AIM OF THE TASK
All of the data should be output character for character, except the pictures.

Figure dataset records
• • •
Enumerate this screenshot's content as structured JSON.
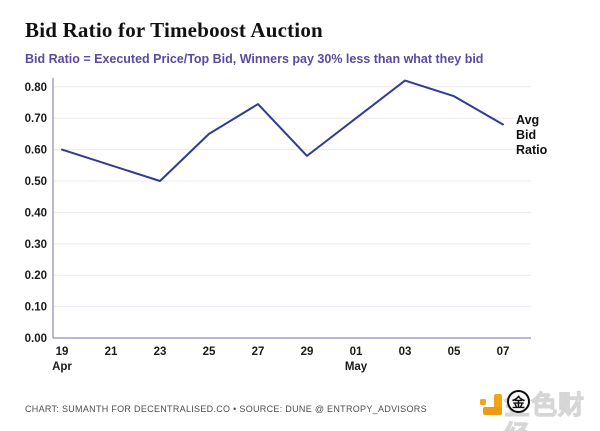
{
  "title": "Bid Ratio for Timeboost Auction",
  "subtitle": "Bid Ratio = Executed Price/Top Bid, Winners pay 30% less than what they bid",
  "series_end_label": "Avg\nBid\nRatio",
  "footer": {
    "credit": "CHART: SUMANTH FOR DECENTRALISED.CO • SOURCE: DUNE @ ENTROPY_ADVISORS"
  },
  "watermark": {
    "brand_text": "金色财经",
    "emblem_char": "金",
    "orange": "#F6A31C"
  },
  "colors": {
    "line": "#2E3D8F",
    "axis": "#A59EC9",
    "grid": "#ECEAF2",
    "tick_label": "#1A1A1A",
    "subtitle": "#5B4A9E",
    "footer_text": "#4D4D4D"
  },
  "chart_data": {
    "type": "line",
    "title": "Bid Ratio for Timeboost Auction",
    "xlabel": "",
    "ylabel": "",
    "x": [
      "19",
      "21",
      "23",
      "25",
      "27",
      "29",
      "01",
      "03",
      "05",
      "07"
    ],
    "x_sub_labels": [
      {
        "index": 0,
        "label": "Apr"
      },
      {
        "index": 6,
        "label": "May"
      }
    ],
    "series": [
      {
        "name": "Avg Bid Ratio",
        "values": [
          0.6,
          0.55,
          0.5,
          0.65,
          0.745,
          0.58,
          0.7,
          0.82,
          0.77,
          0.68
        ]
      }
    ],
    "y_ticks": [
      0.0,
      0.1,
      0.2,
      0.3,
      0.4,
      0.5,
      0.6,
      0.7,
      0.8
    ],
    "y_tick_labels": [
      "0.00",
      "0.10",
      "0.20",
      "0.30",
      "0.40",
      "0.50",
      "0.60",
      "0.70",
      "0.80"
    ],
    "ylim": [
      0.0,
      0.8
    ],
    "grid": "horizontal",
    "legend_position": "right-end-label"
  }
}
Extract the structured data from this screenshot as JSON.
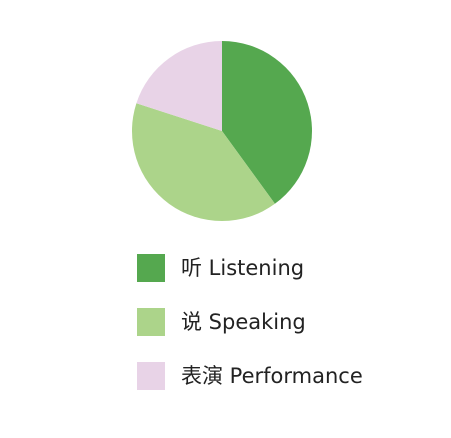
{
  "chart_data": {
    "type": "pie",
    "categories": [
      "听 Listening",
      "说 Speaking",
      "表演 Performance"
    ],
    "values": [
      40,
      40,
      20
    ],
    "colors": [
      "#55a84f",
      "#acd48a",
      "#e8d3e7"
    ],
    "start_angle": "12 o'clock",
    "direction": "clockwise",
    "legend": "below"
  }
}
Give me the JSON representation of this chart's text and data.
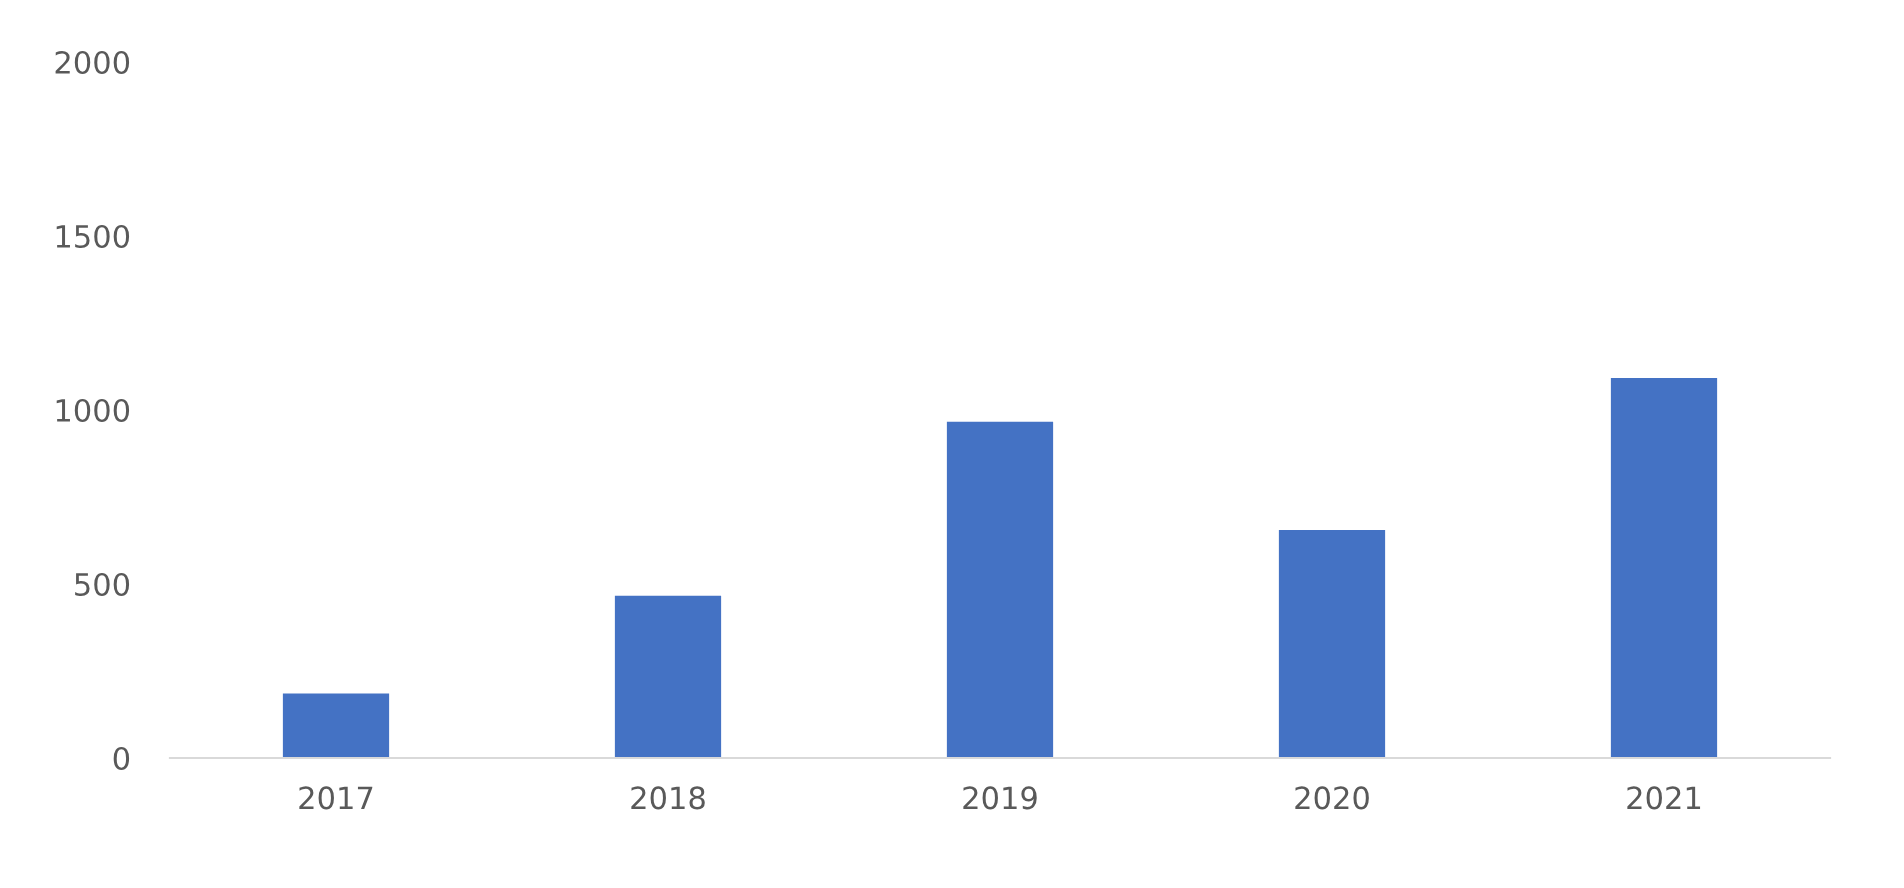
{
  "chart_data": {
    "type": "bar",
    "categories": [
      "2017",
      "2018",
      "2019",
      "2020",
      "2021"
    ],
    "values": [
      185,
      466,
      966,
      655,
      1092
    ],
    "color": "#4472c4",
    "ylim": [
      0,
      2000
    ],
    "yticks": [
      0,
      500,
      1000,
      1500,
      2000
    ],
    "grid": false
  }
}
• • •
WRITTEN RESPONSE
Enumerate this screenshot's content as structured JSON.
{
  "title": "Bid Ratio for Timeboost Auction",
  "subtitle": "Bid Ratio = Executed Price/Top Bid, Winners pay 30% less than what they bid",
  "series_end_label": "Avg\nBid\nRatio",
  "footer": {
    "credit": "CHART: SUMANTH FOR DECENTRALISED.CO • SOURCE: DUNE @ ENTROPY_ADVISORS"
  },
  "watermark": {
    "brand_text": "金色财经",
    "emblem_char": "金",
    "orange": "#F6A31C"
  },
  "colors": {
    "line": "#2E3D8F",
    "axis": "#A59EC9",
    "grid": "#ECEAF2",
    "tick_label": "#1A1A1A",
    "subtitle": "#5B4A9E",
    "footer_text": "#4D4D4D"
  },
  "chart_data": {
    "type": "line",
    "title": "Bid Ratio for Timeboost Auction",
    "xlabel": "",
    "ylabel": "",
    "x": [
      "19",
      "21",
      "23",
      "25",
      "27",
      "29",
      "01",
      "03",
      "05",
      "07"
    ],
    "x_sub_labels": [
      {
        "index": 0,
        "label": "Apr"
      },
      {
        "index": 6,
        "label": "May"
      }
    ],
    "series": [
      {
        "name": "Avg Bid Ratio",
        "values": [
          0.6,
          0.55,
          0.5,
          0.65,
          0.745,
          0.58,
          0.7,
          0.82,
          0.77,
          0.68
        ]
      }
    ],
    "y_ticks": [
      0.0,
      0.1,
      0.2,
      0.3,
      0.4,
      0.5,
      0.6,
      0.7,
      0.8
    ],
    "y_tick_labels": [
      "0.00",
      "0.10",
      "0.20",
      "0.30",
      "0.40",
      "0.50",
      "0.60",
      "0.70",
      "0.80"
    ],
    "ylim": [
      0.0,
      0.8
    ],
    "grid": "horizontal",
    "legend_position": "right-end-label"
  }
}
Extract the structured data from this screenshot as JSON.
{
  "chart_data": {
    "type": "pie",
    "categories": [
      "听 Listening",
      "说 Speaking",
      "表演 Performance"
    ],
    "values": [
      40,
      40,
      20
    ],
    "colors": [
      "#55a84f",
      "#acd48a",
      "#e8d3e7"
    ],
    "start_angle": "12 o'clock",
    "direction": "clockwise",
    "legend": "below"
  }
}
Give me the JSON representation of this chart's text and data.
{
  "chart_data": {
    "type": "bar",
    "categories": [
      "2017",
      "2018",
      "2019",
      "2020",
      "2021"
    ],
    "values": [
      185,
      466,
      966,
      655,
      1092
    ],
    "color": "#4472c4",
    "ylim": [
      0,
      2000
    ],
    "yticks": [
      0,
      500,
      1000,
      1500,
      2000
    ],
    "grid": false
  }
}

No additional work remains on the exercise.